> Request: Write the material out again exactly.
** Start of Task data **
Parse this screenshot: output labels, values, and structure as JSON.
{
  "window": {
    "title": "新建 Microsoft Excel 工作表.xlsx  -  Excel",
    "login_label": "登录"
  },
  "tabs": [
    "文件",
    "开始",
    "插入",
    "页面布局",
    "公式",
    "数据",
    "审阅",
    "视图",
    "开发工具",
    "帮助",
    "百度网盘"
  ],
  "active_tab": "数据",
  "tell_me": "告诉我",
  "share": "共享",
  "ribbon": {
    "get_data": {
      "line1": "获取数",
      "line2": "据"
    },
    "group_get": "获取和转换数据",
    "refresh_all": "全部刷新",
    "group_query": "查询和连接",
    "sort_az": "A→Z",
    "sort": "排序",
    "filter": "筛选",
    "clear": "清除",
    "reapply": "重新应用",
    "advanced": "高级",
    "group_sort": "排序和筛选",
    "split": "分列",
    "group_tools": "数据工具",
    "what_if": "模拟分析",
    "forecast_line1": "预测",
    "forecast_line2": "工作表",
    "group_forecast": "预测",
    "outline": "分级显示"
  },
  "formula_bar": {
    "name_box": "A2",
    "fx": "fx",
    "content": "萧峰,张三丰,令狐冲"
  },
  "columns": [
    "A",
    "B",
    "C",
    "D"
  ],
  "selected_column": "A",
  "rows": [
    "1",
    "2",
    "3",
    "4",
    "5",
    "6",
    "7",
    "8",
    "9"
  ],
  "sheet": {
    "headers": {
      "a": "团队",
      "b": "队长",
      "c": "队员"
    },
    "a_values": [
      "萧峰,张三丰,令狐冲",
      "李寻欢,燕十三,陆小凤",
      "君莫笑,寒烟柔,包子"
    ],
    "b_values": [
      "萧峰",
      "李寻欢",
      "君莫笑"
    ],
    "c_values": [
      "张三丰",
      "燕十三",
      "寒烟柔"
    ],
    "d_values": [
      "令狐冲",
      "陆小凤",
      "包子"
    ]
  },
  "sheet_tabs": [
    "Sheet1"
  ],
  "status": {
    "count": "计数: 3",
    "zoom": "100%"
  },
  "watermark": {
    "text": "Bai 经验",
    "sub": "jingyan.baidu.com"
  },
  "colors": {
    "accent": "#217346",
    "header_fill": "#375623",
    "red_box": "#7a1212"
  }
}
** End of Task data **
> Solution to the problem:
Parse this screenshot: output labels, values, and structure as JSON.
{
  "window": {
    "title": "新建 Microsoft Excel 工作表.xlsx  -  Excel",
    "login_label": "登录"
  },
  "tabs": [
    "文件",
    "开始",
    "插入",
    "页面布局",
    "公式",
    "数据",
    "审阅",
    "视图",
    "开发工具",
    "帮助",
    "百度网盘"
  ],
  "active_tab": "数据",
  "tell_me": "告诉我",
  "share": "共享",
  "ribbon": {
    "get_data": {
      "line1": "获取数",
      "line2": "据"
    },
    "group_get": "获取和转换数据",
    "refresh_all": "全部刷新",
    "group_query": "查询和连接",
    "sort_az": "A→Z",
    "sort": "排序",
    "filter": "筛选",
    "clear": "清除",
    "reapply": "重新应用",
    "advanced": "高级",
    "group_sort": "排序和筛选",
    "split": "分列",
    "group_tools": "数据工具",
    "what_if": "模拟分析",
    "forecast_line1": "预测",
    "forecast_line2": "工作表",
    "group_forecast": "预测",
    "outline": "分级显示"
  },
  "formula_bar": {
    "name_box": "A2",
    "fx": "fx",
    "content": "萧峰,张三丰,令狐冲"
  },
  "columns": [
    "A",
    "B",
    "C",
    "D"
  ],
  "selected_column": "A",
  "rows": [
    "1",
    "2",
    "3",
    "4",
    "5",
    "6",
    "7",
    "8",
    "9"
  ],
  "sheet": {
    "headers": {
      "a": "团队",
      "b": "队长",
      "c": "队员"
    },
    "a_values": [
      "萧峰,张三丰,令狐冲",
      "李寻欢,燕十三,陆小凤",
      "君莫笑,寒烟柔,包子"
    ],
    "b_values": [
      "萧峰",
      "李寻欢",
      "君莫笑"
    ],
    "c_values": [
      "张三丰",
      "燕十三",
      "寒烟柔"
    ],
    "d_values": [
      "令狐冲",
      "陆小凤",
      "包子"
    ]
  },
  "sheet_tabs": [
    "Sheet1"
  ],
  "status": {
    "count": "计数: 3",
    "zoom": "100%"
  },
  "watermark": {
    "text": "Bai 经验",
    "sub": "jingyan.baidu.com"
  },
  "colors": {
    "accent": "#217346",
    "header_fill": "#375623",
    "red_box": "#7a1212"
  }
}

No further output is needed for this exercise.